[START Stored data]

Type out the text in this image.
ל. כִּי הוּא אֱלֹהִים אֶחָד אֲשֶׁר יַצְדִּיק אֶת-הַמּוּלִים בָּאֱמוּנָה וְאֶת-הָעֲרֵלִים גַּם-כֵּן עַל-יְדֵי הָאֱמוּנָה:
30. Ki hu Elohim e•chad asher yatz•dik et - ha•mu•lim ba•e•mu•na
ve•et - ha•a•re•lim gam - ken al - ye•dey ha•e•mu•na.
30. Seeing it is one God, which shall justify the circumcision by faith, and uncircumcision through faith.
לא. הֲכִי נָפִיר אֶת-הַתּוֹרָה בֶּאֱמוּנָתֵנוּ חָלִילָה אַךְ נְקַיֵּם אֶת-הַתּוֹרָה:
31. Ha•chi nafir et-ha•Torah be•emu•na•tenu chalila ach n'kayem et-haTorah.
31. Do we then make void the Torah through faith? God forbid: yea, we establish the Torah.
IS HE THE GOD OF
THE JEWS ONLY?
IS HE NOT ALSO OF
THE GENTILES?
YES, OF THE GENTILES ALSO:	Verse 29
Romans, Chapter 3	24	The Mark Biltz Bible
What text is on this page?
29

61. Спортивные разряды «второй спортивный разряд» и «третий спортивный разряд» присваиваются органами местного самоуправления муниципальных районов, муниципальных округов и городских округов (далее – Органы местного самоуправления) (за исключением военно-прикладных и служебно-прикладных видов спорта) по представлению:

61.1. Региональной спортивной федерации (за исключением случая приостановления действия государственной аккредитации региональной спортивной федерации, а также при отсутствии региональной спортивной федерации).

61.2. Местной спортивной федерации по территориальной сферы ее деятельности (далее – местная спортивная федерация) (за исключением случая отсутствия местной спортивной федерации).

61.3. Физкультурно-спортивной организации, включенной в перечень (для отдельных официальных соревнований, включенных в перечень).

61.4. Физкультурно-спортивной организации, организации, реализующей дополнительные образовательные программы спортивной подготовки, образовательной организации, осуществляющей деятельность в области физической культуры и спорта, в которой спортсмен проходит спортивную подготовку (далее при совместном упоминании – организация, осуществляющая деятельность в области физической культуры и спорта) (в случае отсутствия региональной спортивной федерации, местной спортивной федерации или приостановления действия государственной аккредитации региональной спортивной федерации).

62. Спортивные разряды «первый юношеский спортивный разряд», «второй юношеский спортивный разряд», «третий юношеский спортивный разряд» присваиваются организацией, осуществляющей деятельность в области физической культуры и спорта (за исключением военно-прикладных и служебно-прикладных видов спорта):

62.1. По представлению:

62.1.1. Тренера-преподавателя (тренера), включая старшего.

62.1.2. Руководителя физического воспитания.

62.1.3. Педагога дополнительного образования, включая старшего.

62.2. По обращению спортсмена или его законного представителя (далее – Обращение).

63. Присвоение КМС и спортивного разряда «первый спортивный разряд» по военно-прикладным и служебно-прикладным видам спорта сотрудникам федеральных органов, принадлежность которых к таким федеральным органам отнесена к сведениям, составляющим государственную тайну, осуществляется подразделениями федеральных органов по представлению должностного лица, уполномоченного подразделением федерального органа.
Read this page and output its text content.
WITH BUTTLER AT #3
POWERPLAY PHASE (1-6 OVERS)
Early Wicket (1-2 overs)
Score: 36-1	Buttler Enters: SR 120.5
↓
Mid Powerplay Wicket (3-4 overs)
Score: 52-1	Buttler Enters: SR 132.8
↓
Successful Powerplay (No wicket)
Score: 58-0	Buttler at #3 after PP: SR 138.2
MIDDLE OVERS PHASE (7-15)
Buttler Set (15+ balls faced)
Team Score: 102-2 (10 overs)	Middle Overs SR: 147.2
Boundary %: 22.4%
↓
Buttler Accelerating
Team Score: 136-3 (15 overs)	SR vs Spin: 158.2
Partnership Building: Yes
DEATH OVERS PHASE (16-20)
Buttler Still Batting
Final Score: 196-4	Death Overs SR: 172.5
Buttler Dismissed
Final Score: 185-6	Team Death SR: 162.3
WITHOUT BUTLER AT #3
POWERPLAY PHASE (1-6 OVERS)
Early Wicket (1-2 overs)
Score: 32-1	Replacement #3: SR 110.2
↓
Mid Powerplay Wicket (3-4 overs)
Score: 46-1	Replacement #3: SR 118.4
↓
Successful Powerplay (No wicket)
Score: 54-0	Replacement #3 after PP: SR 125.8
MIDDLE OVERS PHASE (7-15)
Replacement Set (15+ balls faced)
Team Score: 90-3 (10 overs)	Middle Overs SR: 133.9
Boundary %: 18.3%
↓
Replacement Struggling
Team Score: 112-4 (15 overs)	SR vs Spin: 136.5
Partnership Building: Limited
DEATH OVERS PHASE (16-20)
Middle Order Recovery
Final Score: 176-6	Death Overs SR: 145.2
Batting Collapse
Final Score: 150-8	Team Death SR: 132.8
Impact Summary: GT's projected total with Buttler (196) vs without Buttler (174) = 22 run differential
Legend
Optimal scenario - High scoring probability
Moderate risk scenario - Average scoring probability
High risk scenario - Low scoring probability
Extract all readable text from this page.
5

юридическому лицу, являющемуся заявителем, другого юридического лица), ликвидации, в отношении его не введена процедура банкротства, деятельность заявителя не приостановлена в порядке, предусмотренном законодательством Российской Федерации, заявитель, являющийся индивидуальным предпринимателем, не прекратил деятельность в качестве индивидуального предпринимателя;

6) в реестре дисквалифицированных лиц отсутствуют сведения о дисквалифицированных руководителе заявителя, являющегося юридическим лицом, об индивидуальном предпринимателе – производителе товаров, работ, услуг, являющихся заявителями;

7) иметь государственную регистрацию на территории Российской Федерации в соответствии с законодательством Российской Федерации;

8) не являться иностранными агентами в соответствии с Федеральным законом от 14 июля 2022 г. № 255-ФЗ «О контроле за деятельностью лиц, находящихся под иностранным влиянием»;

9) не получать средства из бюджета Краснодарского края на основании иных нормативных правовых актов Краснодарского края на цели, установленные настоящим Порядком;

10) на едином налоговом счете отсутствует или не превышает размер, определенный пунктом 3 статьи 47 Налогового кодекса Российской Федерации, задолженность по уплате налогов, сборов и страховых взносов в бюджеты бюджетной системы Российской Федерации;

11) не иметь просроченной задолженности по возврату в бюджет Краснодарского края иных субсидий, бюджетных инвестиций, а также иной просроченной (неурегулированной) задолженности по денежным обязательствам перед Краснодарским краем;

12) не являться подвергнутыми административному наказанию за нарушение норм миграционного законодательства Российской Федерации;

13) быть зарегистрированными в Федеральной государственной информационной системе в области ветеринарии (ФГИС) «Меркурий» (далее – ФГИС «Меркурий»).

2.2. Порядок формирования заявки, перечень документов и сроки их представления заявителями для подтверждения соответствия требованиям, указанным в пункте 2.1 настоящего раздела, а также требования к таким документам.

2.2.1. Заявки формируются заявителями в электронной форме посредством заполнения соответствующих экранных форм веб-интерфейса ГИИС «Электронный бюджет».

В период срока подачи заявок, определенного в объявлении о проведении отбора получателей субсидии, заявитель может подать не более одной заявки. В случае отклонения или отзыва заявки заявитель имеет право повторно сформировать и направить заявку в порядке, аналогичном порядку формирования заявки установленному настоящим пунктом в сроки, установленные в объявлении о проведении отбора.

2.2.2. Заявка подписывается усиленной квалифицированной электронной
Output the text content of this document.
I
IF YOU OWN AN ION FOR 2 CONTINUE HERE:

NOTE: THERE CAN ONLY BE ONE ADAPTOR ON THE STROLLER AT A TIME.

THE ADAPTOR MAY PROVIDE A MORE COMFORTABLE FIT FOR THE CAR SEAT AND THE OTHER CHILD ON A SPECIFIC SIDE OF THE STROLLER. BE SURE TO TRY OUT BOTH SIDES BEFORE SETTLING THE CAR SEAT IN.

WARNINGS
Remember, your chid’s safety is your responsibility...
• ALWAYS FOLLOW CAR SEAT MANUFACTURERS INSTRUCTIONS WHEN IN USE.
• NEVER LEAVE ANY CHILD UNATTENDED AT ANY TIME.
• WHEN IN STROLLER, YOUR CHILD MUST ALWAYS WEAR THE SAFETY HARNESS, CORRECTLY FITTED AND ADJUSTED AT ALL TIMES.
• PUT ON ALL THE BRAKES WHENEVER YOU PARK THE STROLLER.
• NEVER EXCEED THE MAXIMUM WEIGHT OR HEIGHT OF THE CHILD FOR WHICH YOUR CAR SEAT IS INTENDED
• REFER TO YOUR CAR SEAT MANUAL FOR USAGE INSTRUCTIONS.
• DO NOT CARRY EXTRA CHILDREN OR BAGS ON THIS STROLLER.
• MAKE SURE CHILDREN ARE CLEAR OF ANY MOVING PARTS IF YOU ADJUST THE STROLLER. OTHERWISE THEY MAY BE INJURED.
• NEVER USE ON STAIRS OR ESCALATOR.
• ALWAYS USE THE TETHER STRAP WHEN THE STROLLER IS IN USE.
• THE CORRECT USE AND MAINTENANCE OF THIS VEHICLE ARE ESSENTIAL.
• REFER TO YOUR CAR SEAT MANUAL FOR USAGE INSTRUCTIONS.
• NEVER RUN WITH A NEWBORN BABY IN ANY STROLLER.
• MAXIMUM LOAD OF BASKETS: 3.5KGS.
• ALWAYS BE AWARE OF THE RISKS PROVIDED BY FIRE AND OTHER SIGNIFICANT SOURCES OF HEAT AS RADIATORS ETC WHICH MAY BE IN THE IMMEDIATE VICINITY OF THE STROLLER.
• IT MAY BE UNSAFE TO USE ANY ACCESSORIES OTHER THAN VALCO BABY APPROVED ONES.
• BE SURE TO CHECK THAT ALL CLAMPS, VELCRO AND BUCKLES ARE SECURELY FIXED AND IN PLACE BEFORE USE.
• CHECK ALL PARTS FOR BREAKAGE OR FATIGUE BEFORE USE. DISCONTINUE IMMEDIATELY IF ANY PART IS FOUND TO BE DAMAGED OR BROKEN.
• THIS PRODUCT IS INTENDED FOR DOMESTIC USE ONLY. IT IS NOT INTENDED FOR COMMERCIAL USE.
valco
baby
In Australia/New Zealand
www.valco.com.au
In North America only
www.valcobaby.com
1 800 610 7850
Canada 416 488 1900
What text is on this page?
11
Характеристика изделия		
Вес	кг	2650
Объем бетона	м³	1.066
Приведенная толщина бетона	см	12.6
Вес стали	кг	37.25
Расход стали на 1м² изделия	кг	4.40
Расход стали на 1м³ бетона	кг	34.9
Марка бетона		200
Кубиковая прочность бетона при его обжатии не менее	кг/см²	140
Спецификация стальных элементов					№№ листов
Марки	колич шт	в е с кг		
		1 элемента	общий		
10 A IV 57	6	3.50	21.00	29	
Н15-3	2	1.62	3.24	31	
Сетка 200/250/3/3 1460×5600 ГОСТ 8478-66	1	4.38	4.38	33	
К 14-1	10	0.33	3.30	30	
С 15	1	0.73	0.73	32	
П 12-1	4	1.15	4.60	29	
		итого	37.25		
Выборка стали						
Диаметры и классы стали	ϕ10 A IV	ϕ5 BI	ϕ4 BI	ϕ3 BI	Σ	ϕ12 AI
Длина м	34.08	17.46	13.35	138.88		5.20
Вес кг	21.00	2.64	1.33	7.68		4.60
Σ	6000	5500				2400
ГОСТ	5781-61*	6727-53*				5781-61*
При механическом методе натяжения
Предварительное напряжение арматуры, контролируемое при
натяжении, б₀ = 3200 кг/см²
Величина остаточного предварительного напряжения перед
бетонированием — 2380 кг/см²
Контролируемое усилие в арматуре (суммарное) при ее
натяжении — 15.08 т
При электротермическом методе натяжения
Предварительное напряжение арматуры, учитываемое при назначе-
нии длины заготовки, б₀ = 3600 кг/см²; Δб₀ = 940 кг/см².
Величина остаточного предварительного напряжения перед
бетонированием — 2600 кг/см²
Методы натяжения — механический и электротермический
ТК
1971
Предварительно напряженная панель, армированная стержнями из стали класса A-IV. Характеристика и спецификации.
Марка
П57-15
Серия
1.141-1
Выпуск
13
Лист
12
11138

[END Stored data]

Problem description: Say how many lines in the records above hold "ГОСТ", and give no other text.

Reply: 2